_Description of the task:_
Copy out all lines where "договір" appears.

_Data extract:_
★ ★ ★ ★
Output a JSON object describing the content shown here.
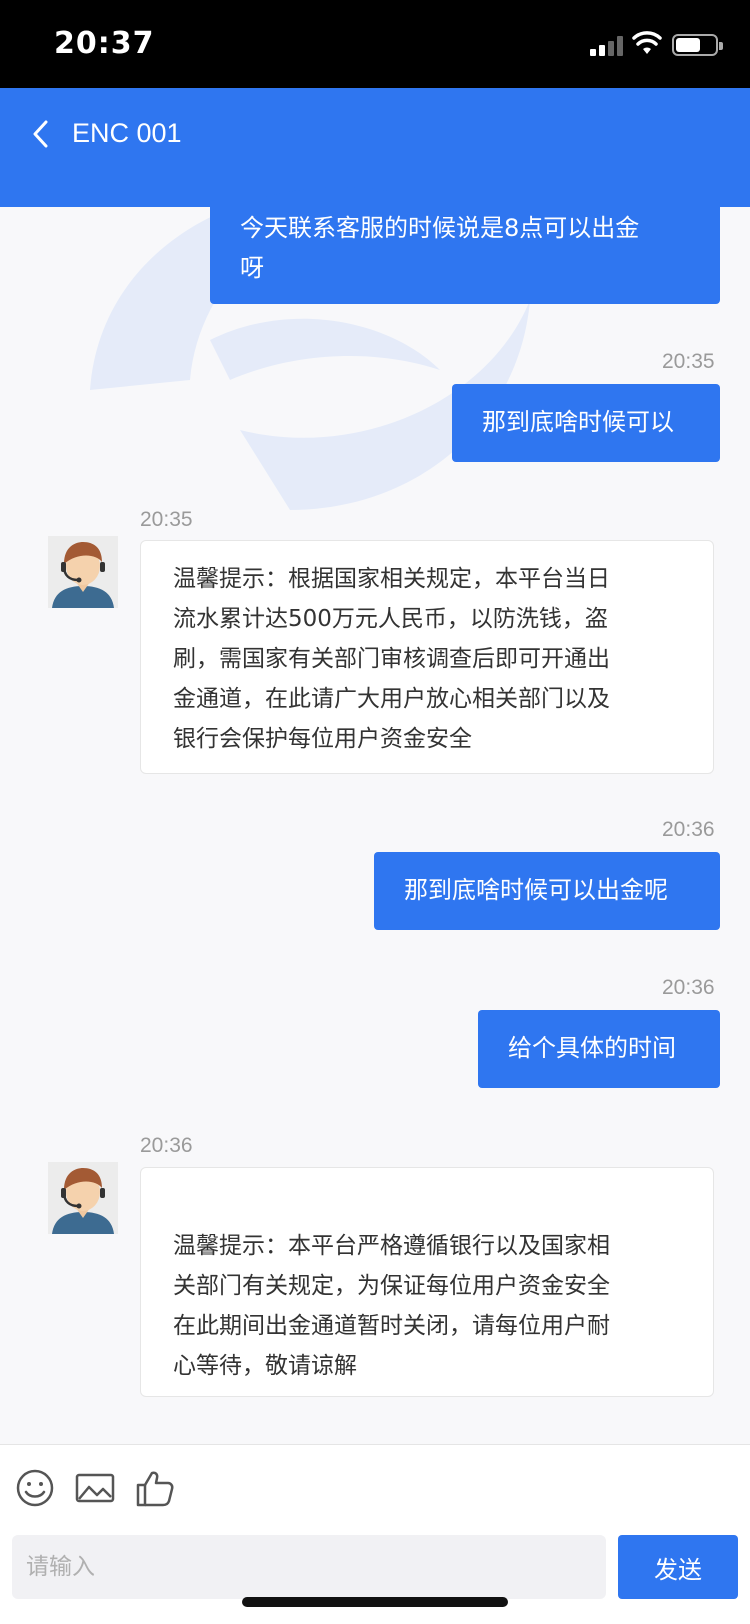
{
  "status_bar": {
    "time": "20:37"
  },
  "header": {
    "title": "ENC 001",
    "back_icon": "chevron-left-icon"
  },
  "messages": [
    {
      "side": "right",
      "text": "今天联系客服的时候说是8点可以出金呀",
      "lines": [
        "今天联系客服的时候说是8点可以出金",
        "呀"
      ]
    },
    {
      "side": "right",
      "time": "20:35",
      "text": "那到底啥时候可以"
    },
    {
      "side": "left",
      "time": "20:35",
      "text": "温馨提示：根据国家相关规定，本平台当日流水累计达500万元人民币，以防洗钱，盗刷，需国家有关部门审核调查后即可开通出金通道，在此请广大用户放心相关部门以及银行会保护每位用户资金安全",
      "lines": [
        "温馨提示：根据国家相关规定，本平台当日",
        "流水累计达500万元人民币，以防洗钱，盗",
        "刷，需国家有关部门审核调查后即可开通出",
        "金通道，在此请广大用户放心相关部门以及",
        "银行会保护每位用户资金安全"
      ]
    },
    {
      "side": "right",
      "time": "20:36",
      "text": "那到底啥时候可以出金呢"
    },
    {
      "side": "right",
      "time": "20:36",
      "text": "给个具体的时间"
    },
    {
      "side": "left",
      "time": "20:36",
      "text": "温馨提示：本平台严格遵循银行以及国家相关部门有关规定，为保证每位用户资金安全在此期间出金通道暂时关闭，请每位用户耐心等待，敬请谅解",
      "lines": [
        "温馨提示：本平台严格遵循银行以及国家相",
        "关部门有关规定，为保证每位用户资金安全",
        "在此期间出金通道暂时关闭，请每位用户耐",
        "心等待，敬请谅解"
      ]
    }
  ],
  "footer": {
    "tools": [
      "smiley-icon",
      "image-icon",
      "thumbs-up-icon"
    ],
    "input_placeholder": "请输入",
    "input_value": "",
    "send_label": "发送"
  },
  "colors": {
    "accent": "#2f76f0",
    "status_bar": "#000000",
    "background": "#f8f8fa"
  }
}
★ ★ ★ ★
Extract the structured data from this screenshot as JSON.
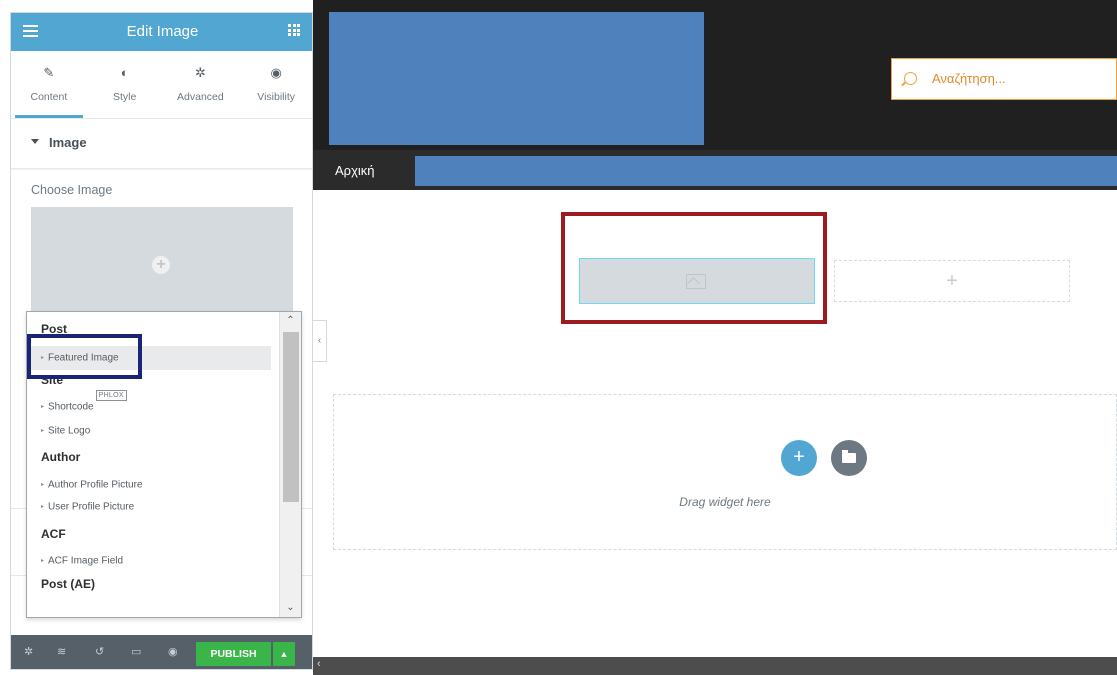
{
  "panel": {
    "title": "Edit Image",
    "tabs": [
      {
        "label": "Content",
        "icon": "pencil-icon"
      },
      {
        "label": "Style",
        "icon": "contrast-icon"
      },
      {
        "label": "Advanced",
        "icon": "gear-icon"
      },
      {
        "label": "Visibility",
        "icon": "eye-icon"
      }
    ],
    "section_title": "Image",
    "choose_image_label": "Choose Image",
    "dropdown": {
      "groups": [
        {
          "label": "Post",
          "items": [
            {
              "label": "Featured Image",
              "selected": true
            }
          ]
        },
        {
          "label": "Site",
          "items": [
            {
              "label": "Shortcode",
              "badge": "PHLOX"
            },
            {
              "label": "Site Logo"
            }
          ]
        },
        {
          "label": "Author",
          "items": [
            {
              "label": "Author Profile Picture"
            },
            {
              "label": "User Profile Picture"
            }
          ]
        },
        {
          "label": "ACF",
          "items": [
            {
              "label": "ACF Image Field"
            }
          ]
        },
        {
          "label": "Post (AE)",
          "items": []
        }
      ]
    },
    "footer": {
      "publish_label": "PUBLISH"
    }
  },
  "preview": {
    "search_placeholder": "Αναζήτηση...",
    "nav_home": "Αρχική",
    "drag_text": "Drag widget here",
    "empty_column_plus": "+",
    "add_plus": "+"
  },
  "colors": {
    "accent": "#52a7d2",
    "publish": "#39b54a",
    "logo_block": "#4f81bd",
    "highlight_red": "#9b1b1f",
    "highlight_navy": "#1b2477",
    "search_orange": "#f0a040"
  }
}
★ ★ ★ ★
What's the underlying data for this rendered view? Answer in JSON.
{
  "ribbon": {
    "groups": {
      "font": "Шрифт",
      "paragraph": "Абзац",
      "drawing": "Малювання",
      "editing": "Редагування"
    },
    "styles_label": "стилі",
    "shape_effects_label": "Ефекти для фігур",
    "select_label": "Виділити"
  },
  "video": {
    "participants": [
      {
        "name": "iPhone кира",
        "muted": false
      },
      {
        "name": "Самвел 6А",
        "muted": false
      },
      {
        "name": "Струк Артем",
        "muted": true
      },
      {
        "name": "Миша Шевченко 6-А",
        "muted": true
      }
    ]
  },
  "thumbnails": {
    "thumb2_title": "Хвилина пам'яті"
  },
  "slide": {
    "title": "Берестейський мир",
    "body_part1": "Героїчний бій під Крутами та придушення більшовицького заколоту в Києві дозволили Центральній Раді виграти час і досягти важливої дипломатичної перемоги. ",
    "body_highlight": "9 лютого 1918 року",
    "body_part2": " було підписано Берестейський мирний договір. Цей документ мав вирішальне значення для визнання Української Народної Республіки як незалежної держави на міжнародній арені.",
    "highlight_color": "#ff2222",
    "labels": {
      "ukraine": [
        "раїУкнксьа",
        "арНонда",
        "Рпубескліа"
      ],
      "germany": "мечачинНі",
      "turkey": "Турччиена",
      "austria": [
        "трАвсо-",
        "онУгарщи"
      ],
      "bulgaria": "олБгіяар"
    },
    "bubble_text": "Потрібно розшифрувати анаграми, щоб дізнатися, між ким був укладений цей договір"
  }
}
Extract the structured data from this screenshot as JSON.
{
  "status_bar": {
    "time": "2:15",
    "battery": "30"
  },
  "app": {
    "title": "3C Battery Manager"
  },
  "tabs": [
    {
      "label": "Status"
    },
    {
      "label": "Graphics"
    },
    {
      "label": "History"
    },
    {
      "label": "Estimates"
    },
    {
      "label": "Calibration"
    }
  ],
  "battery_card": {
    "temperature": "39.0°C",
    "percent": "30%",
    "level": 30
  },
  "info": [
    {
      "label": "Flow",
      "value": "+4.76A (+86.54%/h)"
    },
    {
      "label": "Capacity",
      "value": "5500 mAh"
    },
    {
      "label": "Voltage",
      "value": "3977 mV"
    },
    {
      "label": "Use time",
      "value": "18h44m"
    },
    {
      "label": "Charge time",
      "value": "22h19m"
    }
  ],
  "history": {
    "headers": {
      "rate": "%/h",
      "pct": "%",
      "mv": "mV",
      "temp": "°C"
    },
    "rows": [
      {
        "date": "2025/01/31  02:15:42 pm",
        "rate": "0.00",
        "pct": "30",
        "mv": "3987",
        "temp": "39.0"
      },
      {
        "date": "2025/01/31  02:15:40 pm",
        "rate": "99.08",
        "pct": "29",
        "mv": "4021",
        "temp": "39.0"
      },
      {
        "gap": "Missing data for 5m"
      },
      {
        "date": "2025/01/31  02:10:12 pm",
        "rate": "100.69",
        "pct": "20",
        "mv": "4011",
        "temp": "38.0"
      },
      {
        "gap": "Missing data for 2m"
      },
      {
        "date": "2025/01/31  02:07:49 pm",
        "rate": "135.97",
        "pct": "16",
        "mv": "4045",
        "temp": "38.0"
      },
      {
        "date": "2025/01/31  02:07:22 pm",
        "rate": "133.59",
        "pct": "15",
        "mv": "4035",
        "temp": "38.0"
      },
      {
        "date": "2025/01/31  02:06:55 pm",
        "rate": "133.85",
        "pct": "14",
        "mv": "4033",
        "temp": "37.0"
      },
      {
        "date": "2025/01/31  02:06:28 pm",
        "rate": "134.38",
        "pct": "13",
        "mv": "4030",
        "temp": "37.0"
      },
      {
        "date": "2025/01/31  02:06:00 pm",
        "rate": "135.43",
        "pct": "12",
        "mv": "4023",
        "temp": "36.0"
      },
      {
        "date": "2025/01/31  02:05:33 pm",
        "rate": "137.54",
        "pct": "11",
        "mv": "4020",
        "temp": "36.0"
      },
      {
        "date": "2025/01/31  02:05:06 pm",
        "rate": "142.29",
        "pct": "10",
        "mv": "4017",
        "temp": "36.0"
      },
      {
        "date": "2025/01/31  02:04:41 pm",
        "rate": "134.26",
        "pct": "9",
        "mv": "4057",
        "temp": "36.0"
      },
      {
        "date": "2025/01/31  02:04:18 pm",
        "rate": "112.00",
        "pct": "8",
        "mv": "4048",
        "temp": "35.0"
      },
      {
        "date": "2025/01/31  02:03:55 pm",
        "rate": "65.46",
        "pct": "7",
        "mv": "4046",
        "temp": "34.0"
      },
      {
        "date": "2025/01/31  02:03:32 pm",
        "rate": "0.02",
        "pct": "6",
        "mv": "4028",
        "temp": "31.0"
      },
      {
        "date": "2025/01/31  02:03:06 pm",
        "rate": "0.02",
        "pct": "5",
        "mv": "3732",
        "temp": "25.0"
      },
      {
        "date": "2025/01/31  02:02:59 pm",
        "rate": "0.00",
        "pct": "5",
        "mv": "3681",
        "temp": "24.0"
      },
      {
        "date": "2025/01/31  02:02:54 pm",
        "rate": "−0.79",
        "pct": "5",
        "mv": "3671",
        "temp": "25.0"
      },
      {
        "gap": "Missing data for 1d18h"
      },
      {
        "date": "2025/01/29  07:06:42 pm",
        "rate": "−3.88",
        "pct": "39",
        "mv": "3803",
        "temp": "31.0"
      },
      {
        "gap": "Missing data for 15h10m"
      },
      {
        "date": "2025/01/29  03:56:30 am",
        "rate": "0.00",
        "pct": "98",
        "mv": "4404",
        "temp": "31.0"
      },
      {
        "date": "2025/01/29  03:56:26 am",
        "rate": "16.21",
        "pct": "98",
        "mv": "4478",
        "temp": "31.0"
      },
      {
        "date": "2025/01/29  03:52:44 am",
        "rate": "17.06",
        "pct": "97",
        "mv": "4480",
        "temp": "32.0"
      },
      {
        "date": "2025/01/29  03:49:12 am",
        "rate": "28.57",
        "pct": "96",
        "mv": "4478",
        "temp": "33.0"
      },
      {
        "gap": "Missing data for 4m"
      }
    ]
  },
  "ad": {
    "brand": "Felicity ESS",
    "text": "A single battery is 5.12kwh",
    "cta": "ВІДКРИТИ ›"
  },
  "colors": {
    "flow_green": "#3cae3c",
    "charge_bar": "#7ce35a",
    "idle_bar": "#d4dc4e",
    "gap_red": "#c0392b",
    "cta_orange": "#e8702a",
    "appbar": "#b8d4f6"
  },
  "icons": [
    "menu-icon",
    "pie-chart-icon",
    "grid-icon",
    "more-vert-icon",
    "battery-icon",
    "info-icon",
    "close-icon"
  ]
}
★ ★ ★ ★
_Full solution:_
    "body_part2": " було підписано Берестейський мирний договір. Цей документ мав вирішальне значення для визнання Української Народної Республіки як незалежної держави на міжнародній арені.",
    "bubble_text": "Потрібно розшифрувати анаграми, щоб дізнатися, між ким був укладений цей договір"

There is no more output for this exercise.